** GIVEN PROBLEM **
Copy every line of the records below where the word "Collector" occurs.

--- BEGIN SUPPLIED RECORDS ---

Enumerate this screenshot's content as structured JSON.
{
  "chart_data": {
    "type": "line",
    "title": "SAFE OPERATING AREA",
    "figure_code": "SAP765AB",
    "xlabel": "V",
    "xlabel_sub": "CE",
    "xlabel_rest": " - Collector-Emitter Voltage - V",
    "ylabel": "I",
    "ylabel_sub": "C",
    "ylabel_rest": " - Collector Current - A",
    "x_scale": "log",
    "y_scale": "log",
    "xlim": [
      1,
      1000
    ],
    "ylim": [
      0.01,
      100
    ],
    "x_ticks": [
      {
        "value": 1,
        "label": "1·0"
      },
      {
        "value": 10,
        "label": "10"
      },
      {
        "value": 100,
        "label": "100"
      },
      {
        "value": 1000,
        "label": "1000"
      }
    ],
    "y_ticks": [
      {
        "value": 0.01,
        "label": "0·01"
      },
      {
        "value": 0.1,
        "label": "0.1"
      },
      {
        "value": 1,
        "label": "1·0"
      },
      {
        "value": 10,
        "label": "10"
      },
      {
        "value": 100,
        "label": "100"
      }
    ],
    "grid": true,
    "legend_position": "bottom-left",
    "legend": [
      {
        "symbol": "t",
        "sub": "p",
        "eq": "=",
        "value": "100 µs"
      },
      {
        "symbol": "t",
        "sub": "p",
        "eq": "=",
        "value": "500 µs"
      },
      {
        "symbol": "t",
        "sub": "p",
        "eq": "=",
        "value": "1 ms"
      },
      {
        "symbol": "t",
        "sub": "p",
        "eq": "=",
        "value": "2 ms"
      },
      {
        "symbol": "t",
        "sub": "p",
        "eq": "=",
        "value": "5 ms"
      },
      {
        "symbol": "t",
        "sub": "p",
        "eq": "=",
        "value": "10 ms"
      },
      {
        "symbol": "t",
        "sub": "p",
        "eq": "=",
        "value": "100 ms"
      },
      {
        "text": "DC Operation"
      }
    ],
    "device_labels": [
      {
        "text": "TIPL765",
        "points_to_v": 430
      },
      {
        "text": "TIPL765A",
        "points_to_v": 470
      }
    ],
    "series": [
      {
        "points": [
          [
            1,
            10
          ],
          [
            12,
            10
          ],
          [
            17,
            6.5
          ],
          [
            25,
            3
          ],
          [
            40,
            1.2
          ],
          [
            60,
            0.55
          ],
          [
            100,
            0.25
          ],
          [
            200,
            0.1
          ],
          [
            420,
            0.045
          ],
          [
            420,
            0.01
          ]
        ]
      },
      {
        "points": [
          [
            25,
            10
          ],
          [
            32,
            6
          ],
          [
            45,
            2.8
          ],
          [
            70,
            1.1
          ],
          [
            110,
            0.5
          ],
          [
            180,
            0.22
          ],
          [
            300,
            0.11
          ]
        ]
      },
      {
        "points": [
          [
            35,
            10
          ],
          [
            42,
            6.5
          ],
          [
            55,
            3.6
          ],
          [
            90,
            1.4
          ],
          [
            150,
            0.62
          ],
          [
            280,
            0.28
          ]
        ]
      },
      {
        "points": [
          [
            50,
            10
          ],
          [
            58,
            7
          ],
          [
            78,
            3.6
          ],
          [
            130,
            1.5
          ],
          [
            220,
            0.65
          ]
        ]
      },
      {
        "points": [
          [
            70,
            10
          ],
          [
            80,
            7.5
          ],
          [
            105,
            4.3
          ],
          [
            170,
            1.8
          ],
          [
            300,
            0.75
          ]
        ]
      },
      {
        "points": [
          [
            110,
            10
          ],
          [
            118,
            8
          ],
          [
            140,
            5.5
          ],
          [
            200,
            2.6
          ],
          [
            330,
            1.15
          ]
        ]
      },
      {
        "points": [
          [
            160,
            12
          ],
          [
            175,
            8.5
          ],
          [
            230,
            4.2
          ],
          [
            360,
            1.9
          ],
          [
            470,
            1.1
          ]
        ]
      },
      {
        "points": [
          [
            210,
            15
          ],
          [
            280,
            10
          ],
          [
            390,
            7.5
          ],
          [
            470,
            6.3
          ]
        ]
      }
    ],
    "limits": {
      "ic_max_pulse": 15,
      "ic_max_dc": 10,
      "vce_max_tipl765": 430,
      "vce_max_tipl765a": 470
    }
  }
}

--- END SUPPLIED RECORDS ---

** FULL SOLUTION **
    "xlabel_rest": " - Collector-Emitter Voltage - V",
    "ylabel_rest": " - Collector Current - A",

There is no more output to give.